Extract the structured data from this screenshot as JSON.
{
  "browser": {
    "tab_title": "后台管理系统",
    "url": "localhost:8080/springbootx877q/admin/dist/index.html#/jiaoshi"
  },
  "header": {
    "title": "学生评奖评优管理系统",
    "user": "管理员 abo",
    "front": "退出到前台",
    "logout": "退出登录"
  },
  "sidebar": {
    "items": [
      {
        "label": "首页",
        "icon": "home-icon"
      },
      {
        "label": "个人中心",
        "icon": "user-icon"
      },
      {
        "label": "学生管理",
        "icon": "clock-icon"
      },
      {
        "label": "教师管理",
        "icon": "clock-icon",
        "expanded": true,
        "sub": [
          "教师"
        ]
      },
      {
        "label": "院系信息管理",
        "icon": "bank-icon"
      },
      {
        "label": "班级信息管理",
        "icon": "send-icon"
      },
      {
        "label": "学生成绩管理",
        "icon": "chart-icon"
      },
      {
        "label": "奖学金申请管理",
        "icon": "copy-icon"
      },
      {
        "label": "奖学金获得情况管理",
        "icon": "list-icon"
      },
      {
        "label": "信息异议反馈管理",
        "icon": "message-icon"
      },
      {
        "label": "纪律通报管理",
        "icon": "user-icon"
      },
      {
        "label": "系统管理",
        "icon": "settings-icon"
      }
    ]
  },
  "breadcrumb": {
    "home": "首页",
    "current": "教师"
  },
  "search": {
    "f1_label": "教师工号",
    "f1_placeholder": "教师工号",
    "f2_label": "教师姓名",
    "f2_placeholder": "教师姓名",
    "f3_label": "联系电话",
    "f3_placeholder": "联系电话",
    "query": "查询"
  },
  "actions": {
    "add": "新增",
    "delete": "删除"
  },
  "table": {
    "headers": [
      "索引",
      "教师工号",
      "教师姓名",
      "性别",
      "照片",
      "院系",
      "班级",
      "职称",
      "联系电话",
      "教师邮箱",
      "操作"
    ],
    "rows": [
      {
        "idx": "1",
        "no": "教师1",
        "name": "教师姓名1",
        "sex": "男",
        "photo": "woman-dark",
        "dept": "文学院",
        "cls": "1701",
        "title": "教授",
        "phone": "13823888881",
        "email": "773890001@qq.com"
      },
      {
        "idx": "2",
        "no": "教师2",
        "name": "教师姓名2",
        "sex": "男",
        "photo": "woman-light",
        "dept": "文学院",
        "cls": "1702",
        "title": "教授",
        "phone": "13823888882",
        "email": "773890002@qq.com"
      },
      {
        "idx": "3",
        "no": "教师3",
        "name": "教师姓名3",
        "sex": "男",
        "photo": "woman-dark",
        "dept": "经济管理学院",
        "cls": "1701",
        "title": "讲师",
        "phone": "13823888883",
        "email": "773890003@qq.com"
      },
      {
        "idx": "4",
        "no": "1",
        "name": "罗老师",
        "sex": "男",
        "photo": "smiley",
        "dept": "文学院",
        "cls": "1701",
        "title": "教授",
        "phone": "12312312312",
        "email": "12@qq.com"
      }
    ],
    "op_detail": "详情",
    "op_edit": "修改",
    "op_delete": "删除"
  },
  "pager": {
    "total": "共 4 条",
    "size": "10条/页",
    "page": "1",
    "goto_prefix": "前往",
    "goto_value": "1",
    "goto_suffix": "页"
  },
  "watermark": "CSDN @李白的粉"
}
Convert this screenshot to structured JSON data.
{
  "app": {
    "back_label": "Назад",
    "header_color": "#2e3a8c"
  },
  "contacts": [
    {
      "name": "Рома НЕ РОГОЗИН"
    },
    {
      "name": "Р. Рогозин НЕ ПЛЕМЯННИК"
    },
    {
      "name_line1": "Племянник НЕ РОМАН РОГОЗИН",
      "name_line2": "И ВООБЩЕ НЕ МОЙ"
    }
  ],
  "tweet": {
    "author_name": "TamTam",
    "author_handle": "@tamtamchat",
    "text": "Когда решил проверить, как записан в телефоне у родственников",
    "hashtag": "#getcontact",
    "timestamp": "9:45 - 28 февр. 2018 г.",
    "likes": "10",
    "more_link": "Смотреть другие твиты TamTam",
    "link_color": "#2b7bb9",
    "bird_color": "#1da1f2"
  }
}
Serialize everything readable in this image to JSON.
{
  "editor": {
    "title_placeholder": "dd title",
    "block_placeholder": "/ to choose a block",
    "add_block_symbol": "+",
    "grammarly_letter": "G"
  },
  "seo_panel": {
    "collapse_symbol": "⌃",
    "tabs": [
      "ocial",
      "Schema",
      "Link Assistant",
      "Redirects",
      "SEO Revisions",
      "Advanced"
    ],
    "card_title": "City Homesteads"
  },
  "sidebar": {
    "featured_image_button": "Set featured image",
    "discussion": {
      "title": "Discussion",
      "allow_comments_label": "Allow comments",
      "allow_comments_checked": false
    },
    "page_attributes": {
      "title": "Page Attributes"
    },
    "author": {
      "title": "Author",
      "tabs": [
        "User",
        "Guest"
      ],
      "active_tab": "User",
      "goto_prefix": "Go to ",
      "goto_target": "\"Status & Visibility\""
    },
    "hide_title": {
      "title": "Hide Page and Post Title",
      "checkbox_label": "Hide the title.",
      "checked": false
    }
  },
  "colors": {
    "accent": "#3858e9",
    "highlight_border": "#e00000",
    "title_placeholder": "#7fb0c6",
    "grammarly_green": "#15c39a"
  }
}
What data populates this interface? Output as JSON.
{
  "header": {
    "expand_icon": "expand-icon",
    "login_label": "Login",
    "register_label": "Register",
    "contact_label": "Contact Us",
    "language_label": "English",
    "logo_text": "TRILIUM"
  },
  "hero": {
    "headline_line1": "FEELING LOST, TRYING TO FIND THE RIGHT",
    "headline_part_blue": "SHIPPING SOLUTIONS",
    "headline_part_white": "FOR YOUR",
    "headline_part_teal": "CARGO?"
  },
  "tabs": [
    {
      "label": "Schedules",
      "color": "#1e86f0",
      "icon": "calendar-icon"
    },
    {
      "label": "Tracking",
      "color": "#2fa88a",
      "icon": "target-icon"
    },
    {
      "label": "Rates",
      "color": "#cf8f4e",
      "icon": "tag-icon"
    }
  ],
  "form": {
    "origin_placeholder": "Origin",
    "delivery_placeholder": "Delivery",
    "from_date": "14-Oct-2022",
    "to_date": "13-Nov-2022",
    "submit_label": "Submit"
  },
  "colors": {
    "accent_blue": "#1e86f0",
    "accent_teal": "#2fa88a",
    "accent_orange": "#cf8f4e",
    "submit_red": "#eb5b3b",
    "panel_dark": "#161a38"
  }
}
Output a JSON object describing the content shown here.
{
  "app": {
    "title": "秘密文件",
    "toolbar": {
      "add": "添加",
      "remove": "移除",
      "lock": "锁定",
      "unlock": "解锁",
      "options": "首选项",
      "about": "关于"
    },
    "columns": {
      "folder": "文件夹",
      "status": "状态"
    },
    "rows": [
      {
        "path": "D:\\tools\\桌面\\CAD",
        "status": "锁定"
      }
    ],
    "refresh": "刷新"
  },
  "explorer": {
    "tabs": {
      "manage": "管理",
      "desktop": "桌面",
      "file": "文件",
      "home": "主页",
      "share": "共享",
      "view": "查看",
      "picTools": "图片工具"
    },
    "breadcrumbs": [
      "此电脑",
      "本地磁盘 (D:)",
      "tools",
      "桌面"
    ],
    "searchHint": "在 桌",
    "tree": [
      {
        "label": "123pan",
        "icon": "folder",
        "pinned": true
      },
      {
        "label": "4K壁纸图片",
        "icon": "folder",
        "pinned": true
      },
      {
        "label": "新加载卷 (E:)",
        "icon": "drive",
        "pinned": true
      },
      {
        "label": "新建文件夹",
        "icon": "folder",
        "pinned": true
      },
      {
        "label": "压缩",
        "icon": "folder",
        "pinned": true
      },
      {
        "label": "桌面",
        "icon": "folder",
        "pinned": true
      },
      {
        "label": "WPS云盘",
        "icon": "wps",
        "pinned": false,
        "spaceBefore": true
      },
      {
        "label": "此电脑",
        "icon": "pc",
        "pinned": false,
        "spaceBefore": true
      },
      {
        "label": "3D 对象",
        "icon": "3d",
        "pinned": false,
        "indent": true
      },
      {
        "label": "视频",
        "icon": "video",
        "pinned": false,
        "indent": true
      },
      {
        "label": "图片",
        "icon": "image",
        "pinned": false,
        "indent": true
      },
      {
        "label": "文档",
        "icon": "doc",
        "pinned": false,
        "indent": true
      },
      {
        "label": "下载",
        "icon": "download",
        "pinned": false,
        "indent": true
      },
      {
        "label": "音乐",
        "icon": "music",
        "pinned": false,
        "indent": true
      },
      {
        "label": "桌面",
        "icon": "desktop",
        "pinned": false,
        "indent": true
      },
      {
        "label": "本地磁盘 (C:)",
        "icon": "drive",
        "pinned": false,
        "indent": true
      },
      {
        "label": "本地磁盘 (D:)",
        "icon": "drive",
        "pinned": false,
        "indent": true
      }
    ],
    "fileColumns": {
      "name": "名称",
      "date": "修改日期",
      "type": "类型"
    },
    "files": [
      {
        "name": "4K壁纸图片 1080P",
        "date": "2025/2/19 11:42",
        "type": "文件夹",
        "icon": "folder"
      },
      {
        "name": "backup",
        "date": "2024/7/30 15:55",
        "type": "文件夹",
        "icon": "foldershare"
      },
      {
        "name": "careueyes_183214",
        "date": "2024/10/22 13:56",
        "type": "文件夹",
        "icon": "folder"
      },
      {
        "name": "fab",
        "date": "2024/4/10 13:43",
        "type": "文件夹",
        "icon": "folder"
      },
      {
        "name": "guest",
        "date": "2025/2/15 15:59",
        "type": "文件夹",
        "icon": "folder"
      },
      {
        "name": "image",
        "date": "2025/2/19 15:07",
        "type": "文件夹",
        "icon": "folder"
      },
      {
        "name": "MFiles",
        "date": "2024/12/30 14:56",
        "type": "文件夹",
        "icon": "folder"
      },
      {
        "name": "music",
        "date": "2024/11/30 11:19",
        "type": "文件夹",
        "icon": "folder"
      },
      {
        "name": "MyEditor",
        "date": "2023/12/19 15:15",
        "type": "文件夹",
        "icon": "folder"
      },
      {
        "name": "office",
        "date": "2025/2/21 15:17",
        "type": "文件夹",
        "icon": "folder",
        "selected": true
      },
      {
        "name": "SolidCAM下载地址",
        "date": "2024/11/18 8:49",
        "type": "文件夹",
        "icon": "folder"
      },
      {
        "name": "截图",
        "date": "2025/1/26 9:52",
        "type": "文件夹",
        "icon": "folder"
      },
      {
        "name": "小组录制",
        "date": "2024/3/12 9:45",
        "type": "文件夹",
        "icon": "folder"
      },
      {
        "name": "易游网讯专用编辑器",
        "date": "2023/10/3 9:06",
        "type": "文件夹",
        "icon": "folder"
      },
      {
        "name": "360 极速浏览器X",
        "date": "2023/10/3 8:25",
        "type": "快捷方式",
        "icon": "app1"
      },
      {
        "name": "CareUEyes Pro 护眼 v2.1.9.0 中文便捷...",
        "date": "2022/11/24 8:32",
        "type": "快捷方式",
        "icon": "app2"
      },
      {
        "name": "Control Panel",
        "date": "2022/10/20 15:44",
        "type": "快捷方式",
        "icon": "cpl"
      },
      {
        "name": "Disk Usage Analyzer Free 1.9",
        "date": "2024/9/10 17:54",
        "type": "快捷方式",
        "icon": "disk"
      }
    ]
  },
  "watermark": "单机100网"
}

▶ WRITTEN INSTRUCTION:
What is the number of lines in the listing that include the word "data"? Give that number and nothing else.

▶ CORRECT ANSWER:
3